** WHAT YOU WILL DO **
Every entry must be given again exactly.

[Stored data entries]
(begin)

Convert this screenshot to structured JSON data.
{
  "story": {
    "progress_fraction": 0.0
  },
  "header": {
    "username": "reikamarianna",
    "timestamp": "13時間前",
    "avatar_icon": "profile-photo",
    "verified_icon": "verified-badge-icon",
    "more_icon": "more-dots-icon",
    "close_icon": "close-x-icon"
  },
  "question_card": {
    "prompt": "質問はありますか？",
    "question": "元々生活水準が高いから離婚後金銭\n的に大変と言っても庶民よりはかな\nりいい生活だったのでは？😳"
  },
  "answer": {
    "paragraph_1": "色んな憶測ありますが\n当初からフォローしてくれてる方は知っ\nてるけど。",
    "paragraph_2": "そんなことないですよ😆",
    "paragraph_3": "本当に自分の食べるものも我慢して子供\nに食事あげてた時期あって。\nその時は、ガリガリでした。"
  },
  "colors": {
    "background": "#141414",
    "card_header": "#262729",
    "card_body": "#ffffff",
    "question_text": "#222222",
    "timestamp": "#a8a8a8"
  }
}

(end)

** FINISHED ANSWER **
Convert this screenshot to structured JSON data.
{
  "story": {
    "progress_fraction": 0.0
  },
  "header": {
    "username": "reikamarianna",
    "timestamp": "13時間前",
    "avatar_icon": "profile-photo",
    "verified_icon": "verified-badge-icon",
    "more_icon": "more-dots-icon",
    "close_icon": "close-x-icon"
  },
  "question_card": {
    "prompt": "質問はありますか？",
    "question": "元々生活水準が高いから離婚後金銭\n的に大変と言っても庶民よりはかな\nりいい生活だったのでは？😳"
  },
  "answer": {
    "paragraph_1": "色んな憶測ありますが\n当初からフォローしてくれてる方は知っ\nてるけど。",
    "paragraph_2": "そんなことないですよ😆",
    "paragraph_3": "本当に自分の食べるものも我慢して子供\nに食事あげてた時期あって。\nその時は、ガリガリでした。"
  },
  "colors": {
    "background": "#141414",
    "card_header": "#262729",
    "card_body": "#ffffff",
    "question_text": "#222222",
    "timestamp": "#a8a8a8"
  }
}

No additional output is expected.